[Stored data]
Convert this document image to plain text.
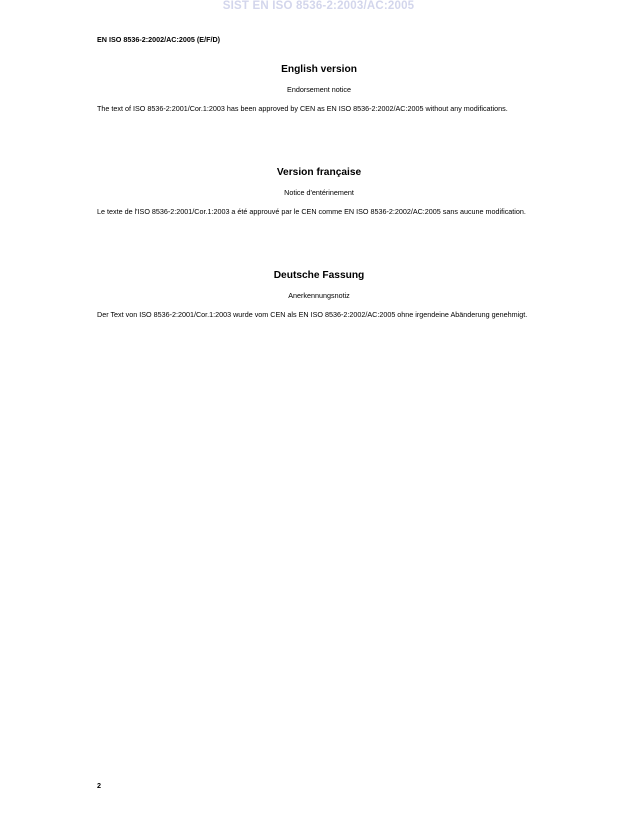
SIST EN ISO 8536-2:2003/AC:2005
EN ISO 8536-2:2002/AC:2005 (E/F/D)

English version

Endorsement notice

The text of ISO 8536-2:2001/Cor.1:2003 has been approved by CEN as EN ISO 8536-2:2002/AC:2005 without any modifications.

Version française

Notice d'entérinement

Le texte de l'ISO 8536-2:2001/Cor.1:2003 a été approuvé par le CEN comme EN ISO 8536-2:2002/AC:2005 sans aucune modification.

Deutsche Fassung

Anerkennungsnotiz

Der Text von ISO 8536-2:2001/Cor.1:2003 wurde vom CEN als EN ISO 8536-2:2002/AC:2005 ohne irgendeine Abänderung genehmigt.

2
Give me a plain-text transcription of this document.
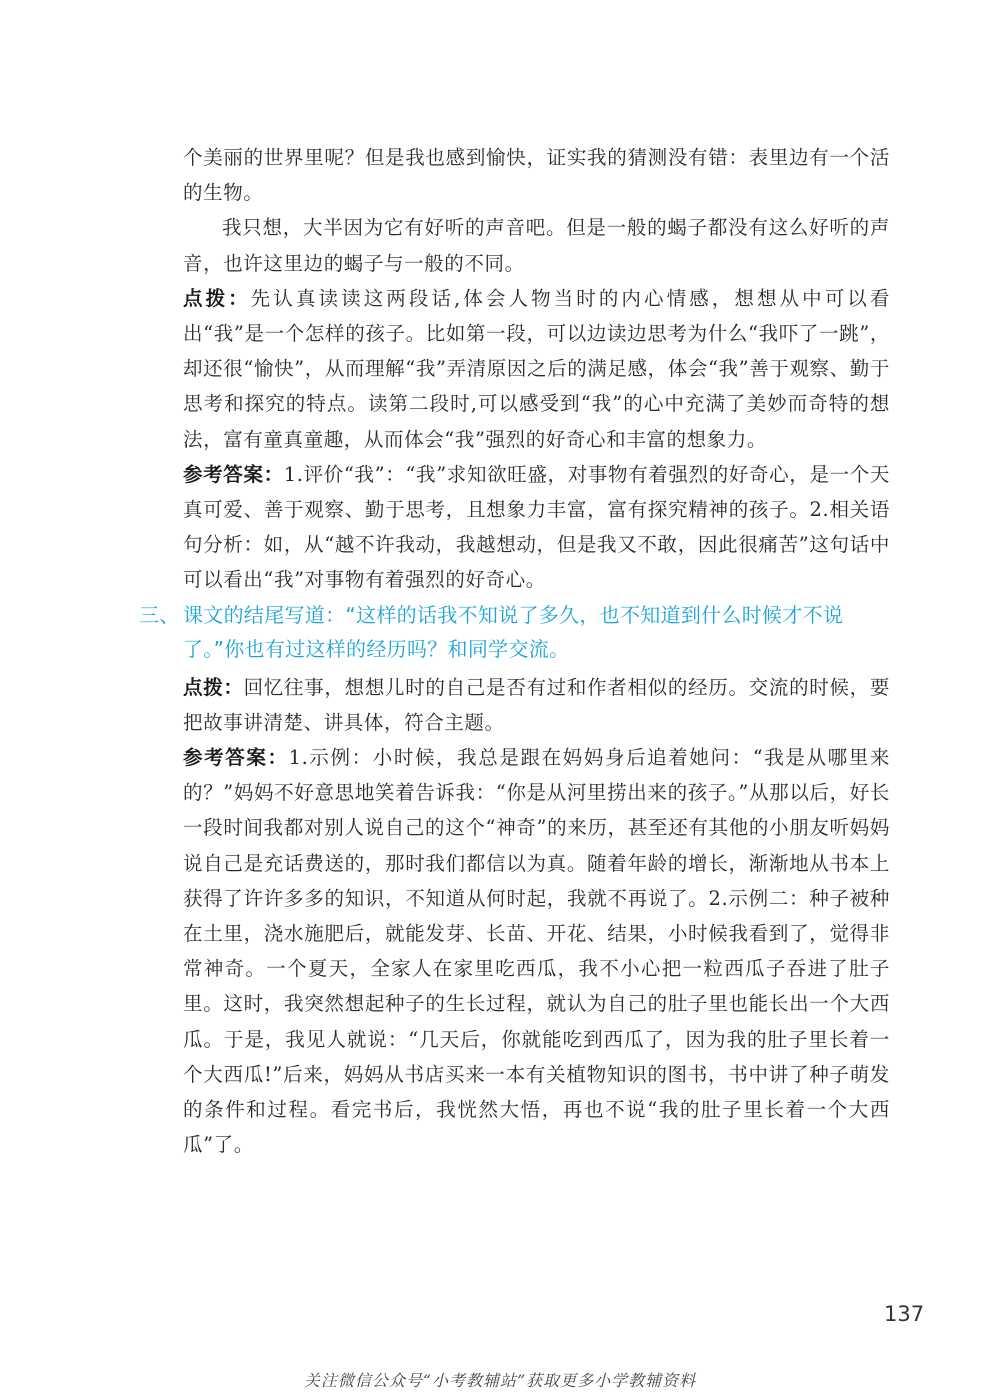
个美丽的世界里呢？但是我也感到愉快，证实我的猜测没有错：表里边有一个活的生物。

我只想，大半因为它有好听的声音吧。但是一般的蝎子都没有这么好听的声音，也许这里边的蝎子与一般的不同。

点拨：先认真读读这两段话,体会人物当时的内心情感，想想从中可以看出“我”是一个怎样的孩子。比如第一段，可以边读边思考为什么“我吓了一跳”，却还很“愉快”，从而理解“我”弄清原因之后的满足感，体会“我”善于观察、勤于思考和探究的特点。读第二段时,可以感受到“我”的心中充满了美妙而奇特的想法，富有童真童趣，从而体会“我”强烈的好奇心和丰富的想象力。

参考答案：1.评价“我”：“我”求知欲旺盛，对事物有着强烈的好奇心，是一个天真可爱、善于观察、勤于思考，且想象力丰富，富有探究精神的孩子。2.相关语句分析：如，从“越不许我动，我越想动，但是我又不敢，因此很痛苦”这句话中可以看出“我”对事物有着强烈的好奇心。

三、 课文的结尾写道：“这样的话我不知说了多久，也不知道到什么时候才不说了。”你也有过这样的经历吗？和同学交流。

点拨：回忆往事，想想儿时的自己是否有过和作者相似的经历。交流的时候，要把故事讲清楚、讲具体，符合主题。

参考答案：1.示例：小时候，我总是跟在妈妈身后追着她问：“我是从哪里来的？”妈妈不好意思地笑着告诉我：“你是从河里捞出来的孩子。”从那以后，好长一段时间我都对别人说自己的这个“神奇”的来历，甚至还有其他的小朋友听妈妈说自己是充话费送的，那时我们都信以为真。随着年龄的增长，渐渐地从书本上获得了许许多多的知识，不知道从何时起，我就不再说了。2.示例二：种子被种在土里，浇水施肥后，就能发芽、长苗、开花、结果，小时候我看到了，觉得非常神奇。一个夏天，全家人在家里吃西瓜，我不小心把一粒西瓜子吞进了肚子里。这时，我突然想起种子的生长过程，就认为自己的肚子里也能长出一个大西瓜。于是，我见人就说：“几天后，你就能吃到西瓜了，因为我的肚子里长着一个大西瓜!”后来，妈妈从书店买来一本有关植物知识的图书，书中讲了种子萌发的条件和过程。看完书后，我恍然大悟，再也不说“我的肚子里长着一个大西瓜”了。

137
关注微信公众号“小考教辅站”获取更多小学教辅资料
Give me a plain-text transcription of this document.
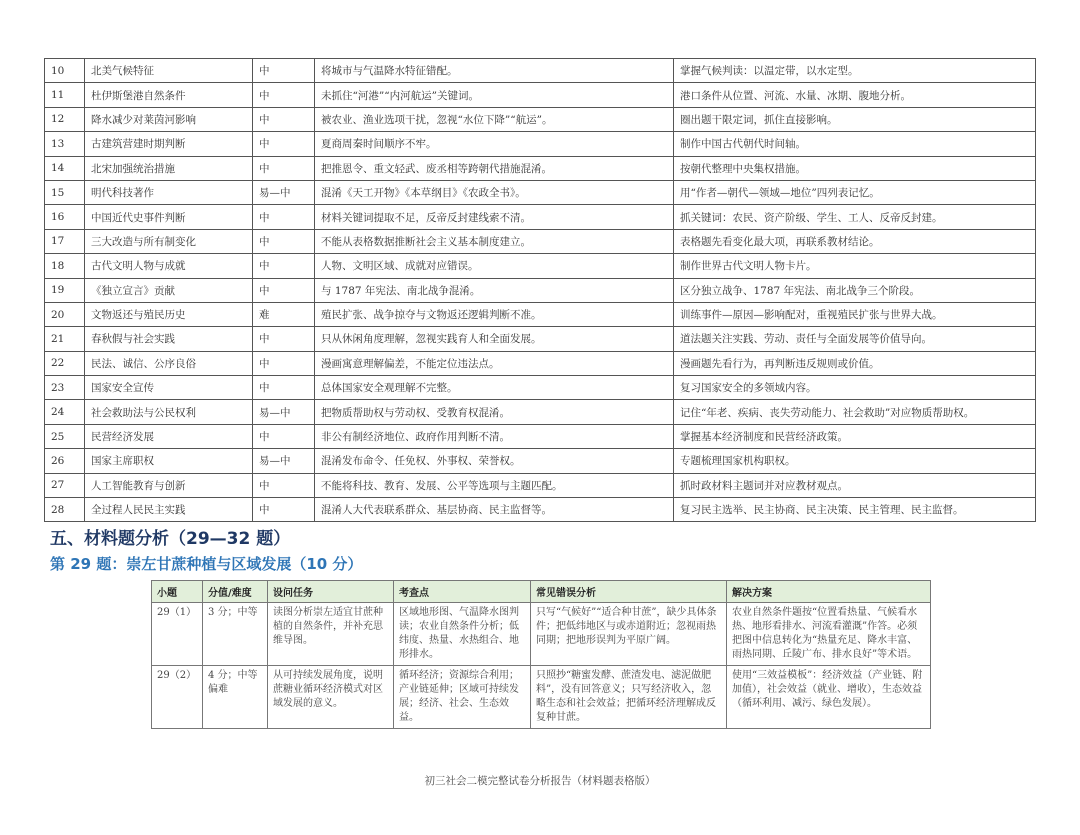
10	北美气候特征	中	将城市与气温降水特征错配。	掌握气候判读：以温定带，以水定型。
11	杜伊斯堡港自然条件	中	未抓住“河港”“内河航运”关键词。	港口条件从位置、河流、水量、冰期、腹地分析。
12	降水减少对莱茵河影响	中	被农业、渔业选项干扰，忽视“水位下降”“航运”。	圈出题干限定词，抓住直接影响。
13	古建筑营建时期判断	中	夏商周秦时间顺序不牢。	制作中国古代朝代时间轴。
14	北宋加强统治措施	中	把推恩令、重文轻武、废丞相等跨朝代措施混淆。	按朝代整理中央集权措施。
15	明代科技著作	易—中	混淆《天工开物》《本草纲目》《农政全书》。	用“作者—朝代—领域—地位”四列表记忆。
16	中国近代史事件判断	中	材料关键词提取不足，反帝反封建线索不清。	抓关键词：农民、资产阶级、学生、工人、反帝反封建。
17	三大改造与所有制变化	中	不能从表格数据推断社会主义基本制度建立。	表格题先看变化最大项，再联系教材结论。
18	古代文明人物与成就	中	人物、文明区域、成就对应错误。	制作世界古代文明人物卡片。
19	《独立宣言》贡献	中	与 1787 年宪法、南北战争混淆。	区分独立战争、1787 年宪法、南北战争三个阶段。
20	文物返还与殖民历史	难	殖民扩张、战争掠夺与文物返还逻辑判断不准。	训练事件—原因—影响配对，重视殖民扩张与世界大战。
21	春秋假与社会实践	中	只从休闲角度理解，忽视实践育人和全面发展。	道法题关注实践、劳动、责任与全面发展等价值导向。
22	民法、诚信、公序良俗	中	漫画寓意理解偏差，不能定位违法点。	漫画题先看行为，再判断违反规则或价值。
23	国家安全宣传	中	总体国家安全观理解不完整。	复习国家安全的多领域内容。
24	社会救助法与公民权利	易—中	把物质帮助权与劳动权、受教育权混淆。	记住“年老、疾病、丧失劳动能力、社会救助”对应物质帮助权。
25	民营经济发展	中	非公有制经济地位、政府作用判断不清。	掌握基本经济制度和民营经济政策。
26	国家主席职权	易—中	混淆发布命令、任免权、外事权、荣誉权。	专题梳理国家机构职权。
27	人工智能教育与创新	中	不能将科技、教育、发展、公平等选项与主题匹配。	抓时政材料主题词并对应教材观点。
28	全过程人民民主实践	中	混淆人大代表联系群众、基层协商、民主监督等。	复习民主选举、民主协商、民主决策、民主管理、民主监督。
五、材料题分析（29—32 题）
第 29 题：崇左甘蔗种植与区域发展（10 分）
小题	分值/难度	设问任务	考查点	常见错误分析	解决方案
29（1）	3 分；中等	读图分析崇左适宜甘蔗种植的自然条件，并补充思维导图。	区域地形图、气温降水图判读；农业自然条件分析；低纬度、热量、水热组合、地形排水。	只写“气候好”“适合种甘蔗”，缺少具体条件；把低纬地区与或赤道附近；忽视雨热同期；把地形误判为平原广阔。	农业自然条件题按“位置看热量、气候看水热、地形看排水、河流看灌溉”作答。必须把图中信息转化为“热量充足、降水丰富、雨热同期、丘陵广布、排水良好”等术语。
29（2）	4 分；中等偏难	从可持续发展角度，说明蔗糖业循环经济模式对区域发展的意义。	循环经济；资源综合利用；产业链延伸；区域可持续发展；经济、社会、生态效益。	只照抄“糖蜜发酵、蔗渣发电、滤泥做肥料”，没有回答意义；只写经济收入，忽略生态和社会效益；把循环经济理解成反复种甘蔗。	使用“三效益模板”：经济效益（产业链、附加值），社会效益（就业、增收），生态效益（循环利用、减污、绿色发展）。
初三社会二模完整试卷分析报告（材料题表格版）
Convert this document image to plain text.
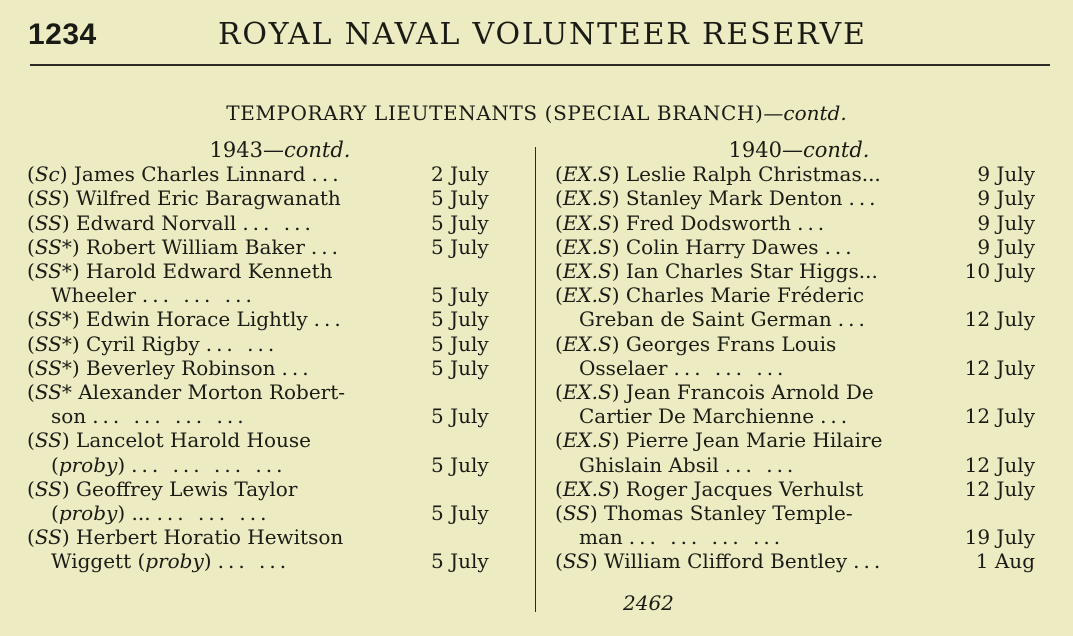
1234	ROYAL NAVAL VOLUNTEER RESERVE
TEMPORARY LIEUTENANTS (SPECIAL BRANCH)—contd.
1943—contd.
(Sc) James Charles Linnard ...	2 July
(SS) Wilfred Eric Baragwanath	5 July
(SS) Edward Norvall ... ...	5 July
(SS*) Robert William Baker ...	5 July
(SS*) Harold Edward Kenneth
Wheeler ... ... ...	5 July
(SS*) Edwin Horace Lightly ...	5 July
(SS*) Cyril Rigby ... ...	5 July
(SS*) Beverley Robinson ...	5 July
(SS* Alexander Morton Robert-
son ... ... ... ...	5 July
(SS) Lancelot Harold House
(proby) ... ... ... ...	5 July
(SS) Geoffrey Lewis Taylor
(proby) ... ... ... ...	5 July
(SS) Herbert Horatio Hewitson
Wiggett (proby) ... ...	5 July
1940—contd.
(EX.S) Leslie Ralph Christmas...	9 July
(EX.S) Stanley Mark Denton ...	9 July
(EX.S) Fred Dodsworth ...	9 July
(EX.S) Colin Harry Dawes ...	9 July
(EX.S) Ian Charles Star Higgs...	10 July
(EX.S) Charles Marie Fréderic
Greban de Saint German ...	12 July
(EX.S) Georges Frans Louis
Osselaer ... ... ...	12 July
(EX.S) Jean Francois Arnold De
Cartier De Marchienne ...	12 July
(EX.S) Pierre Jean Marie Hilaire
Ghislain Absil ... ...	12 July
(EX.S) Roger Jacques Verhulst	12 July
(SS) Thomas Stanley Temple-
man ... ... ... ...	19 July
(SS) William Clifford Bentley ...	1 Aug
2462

TASK DETAILS:
Across the entries above, how many lines contain "Marie"? Provide only the count.

EXPECTED ANSWER:
2